● Instructions to follow
Count the lines below that include the word "title" and write that number alone.

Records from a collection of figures
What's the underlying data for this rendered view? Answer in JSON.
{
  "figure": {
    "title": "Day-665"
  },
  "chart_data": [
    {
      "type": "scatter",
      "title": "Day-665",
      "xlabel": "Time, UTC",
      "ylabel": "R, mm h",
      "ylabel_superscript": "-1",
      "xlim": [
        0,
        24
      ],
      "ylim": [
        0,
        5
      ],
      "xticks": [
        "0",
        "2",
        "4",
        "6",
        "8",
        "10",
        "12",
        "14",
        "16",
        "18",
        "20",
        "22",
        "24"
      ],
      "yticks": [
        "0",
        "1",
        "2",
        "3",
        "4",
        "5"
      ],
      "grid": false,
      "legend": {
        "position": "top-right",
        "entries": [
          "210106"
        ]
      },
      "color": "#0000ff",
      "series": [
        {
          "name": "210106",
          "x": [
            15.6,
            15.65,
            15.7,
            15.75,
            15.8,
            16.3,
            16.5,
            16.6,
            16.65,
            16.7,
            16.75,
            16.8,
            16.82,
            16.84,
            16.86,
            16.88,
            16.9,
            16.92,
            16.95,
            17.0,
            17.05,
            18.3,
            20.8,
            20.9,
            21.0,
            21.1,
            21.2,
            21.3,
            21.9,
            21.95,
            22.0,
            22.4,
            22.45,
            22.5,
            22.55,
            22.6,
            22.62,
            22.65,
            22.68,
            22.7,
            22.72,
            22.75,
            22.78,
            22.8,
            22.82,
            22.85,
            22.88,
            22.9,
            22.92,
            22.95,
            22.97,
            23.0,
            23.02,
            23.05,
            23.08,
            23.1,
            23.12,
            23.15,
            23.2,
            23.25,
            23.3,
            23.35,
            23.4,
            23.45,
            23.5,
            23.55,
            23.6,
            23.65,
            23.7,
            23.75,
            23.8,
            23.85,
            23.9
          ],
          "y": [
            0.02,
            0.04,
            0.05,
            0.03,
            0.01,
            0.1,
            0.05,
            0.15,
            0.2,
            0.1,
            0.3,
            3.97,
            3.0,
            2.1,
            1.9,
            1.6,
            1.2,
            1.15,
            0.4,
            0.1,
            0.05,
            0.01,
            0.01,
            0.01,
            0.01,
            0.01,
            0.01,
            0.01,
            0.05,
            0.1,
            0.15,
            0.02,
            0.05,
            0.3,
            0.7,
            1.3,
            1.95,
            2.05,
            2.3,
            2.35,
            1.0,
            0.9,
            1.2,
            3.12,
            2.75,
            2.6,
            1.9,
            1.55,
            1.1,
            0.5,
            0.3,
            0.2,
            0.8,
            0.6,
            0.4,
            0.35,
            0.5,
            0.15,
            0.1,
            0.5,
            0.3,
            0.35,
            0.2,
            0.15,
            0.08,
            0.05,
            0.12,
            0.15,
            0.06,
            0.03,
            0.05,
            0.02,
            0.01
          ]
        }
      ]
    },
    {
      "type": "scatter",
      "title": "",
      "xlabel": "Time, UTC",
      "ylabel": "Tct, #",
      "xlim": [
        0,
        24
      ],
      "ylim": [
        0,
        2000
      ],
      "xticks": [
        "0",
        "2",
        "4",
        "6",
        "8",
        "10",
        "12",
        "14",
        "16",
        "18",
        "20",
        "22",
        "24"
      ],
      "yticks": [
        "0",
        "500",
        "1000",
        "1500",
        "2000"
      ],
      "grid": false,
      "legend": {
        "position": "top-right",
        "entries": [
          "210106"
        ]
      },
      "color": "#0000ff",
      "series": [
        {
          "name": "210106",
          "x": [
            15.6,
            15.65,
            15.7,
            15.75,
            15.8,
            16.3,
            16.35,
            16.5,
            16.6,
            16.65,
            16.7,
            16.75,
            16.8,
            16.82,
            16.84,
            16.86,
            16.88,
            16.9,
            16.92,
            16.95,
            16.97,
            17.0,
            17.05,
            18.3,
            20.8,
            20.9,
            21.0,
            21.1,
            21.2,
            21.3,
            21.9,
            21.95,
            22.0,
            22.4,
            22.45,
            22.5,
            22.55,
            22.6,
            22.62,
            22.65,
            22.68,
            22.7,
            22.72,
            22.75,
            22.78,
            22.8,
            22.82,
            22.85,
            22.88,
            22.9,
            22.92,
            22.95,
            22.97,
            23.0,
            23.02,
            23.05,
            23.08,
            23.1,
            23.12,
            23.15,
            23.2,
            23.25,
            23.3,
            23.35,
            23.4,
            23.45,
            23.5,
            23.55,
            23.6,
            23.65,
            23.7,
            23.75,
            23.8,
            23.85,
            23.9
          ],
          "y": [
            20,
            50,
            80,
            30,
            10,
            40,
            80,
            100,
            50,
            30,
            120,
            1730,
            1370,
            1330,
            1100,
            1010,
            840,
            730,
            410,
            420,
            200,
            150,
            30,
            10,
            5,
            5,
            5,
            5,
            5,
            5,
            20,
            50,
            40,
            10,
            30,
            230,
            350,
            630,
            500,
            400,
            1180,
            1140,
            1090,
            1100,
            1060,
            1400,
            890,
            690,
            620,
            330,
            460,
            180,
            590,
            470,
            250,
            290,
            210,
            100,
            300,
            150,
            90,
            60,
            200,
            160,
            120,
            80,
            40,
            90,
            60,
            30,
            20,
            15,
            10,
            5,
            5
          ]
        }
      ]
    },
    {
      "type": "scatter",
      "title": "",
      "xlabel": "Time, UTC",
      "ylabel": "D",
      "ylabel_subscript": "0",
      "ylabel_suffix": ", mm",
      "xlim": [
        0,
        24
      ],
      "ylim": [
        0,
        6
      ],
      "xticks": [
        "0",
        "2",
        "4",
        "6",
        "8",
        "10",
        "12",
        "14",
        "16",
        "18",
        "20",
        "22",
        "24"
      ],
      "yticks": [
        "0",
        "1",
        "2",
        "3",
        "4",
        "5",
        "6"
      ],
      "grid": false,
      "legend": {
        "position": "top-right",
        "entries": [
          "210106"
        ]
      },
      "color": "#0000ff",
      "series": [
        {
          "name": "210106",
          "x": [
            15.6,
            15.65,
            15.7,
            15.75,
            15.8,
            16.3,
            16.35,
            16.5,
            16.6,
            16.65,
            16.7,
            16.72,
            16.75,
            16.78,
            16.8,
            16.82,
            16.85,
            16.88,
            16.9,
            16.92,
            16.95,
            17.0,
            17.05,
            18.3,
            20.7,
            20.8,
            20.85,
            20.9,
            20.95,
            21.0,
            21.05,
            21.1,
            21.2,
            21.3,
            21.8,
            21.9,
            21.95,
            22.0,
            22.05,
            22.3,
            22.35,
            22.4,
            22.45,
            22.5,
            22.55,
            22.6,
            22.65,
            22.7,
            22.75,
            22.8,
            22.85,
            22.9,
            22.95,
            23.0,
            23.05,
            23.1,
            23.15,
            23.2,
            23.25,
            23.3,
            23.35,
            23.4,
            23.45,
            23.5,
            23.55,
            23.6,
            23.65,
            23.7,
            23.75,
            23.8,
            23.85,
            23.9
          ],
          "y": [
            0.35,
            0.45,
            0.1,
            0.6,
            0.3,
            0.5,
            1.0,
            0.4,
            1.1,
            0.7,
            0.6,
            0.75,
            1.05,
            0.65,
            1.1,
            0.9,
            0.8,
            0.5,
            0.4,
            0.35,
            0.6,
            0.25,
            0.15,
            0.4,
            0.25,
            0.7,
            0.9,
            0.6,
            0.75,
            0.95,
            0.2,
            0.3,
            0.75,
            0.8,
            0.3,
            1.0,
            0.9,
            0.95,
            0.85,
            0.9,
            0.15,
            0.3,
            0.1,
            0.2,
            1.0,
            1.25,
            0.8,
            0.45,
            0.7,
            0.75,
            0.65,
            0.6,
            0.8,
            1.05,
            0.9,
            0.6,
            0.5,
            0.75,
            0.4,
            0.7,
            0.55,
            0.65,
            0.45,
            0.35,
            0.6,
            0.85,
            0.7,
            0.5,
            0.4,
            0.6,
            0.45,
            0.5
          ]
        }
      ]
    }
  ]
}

● Task output
4